Stored items from a collection
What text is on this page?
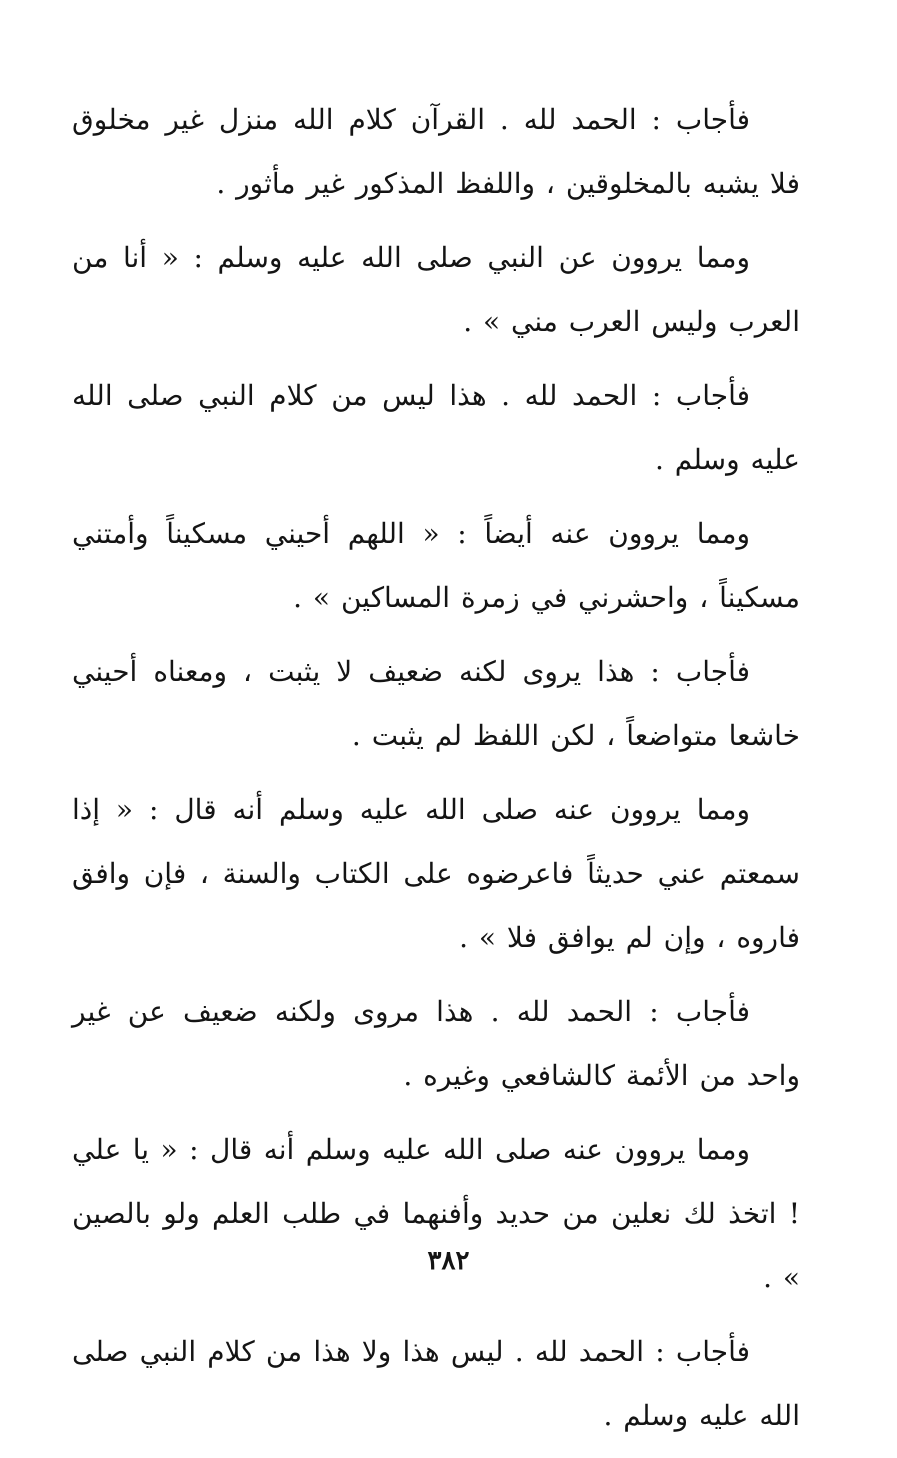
فأجاب : الحمد لله . القرآن كلام الله منزل غير مخلوق فلا يشبه بالمخلوقين ، واللفظ المذكور غير مأثور .

ومما يروون عن النبي صلى الله عليه وسلم : « أنا من العرب وليس العرب مني » .

فأجاب : الحمد لله . هذا ليس من كلام النبي صلى الله عليه وسلم .

ومما يروون عنه أيضاً : « اللهم أحيني مسكيناً وأمتني مسكيناً ، واحشرني في زمرة المساكين » .

فأجاب : هذا يروى لكنه ضعيف لا يثبت ، ومعناه أحيني خاشعا متواضعاً ، لكن اللفظ لم يثبت .

ومما يروون عنه صلى الله عليه وسلم أنه قال : « إذا سمعتم عني حديثاً فاعرضوه على الكتاب والسنة ، فإن وافق فاروه ، وإن لم يوافق فلا » .

فأجاب : الحمد لله . هذا مروى ولكنه ضعيف عن غير واحد من الأئمة كالشافعي وغيره .

ومما يروون عنه صلى الله عليه وسلم أنه قال : « يا علي ! اتخذ لك نعلين من حديد وأفنهما في طلب العلم ولو بالصين » .

فأجاب : الحمد لله . ليس هذا ولا هذا من كلام النبي صلى الله عليه وسلم .

٣٨٢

- _REQUIREMENT_:
Restate the records above in full, word for word. Keep pictures out.

- _FINISHED TASK_:
What text is on this page?
فأجاب : الحمد لله . القرآن كلام الله منزل غير مخلوق فلا يشبه بالمخلوقين ، واللفظ المذكور غير مأثور .

ومما يروون عن النبي صلى الله عليه وسلم : « أنا من العرب وليس العرب مني » .

فأجاب : الحمد لله . هذا ليس من كلام النبي صلى الله عليه وسلم .

ومما يروون عنه أيضاً : « اللهم أحيني مسكيناً وأمتني مسكيناً ، واحشرني في زمرة المساكين » .

فأجاب : هذا يروى لكنه ضعيف لا يثبت ، ومعناه أحيني خاشعا متواضعاً ، لكن اللفظ لم يثبت .

ومما يروون عنه صلى الله عليه وسلم أنه قال : « إذا سمعتم عني حديثاً فاعرضوه على الكتاب والسنة ، فإن وافق فاروه ، وإن لم يوافق فلا » .

فأجاب : الحمد لله . هذا مروى ولكنه ضعيف عن غير واحد من الأئمة كالشافعي وغيره .

ومما يروون عنه صلى الله عليه وسلم أنه قال : « يا علي ! اتخذ لك نعلين من حديد وأفنهما في طلب العلم ولو بالصين » .

فأجاب : الحمد لله . ليس هذا ولا هذا من كلام النبي صلى الله عليه وسلم .

٣٨٢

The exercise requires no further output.